__TEXT BLOCK__:
[Start]
SECURITIES AND EXCHANGE COMMISSION

Washington, D.C. 20549

Form 8-K

CURRENT REPORT

Pursuant to Section 13 or 15(d) of the Securities Exchange Act of 1934

Date of Report (Date of earliest event reported) April 29, 2009

SIERRA BANCORP

(Exact name of registrant as specified in its charter)

California 000-33063 33-0937517
(State or other jurisdiction of incorporation or organization) (Commission File No.) (I.R.S. Employee Identification No.)

86 North Main Street, Porterville, CA 93257

(Address of principal executive offices) (Zip code)

(559) 782-4900

(Registrant’s telephone number including area code)

Not applicable

(Former name or former address, if changed since last report)

Check the appropriate box below if the Form 8-K filing is intended to simultaneously satisfy the filing obligation of the registrant under any of the following provisions (see General Instruction A.2. below):

¨ Written communications pursuant to Rule 425 under the Securities Act (17 CFR 230.425)

¨ Soliciting material pursuant to Rule 14a-12 under the Exchange Act (17 CFR 240.14a-12)

¨ Pre-commencement communications pursuant to Rule 14d-2(b) under the Exchange Act (17 CFR 240.14d-2(b))

¨ Pre-commencement communications pursuant to Rule 13e-4(c) under the Exchange Act (17 CFR 240.13e-4(c))
[End]
__DATASET ROWS__:
[Start]
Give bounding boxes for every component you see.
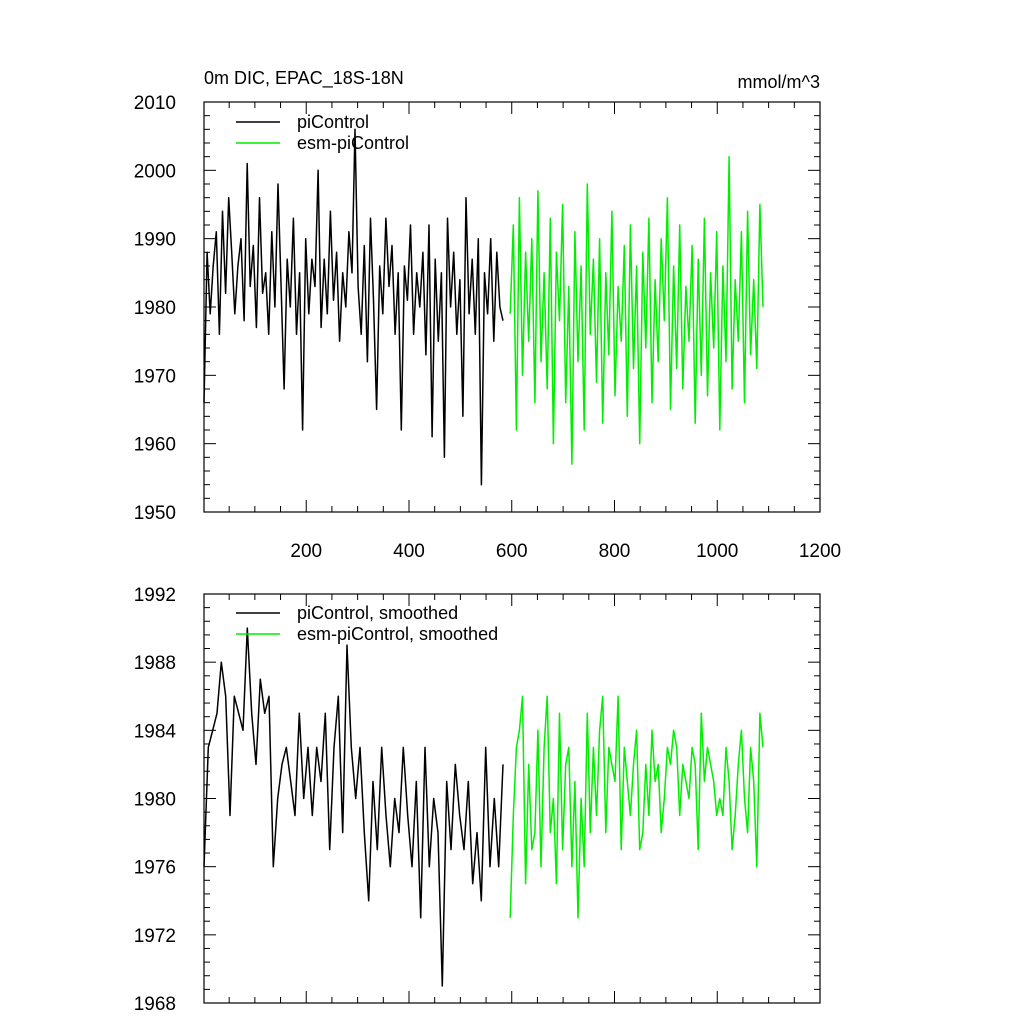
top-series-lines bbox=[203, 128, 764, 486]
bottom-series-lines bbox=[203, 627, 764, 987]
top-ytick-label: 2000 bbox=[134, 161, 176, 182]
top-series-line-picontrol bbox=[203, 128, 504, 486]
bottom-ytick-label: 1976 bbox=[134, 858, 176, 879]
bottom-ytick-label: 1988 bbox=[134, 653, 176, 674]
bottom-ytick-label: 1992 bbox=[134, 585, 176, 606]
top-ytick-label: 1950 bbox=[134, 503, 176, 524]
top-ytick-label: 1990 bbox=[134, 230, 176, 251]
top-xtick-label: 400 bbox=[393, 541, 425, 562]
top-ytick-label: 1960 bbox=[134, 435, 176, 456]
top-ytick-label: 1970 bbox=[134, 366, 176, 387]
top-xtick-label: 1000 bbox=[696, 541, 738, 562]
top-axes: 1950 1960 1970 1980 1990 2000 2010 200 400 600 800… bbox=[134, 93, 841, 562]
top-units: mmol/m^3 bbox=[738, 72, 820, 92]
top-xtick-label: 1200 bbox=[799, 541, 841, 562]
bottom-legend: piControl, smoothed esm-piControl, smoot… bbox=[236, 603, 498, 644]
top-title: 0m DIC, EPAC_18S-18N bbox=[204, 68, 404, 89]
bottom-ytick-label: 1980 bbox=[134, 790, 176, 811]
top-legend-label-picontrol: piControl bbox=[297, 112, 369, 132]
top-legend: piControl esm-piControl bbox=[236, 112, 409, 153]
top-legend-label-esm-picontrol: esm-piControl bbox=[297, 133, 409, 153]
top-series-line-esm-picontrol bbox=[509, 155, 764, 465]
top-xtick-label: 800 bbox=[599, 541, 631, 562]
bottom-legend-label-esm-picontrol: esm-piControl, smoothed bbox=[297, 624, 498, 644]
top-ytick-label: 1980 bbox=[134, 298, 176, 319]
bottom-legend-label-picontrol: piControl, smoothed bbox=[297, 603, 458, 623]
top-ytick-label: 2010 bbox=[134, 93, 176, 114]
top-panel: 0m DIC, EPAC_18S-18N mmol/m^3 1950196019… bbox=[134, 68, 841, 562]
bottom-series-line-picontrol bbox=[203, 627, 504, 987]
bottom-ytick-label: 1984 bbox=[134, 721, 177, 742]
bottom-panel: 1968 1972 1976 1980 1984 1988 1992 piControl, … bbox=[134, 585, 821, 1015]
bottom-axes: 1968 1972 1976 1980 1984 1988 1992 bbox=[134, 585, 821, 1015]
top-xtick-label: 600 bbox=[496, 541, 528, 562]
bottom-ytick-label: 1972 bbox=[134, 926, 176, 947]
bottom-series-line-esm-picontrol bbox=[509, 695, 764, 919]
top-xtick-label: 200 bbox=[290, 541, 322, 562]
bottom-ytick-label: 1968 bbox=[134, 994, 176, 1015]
[End]
__PROBLEM STATEMENT__:
Answer these questions using the Form 8-K cover page:
1. What date is given as the date of the earliest event reported?
2. In which state is the registrant incorporated?
3. In what city are the registrant's principal executive offices located?
The entries above aren't needed for this exercise.

__EXERCISE RESPONSE__:
1. April 29, 2009
2. California
3. Porterville, CA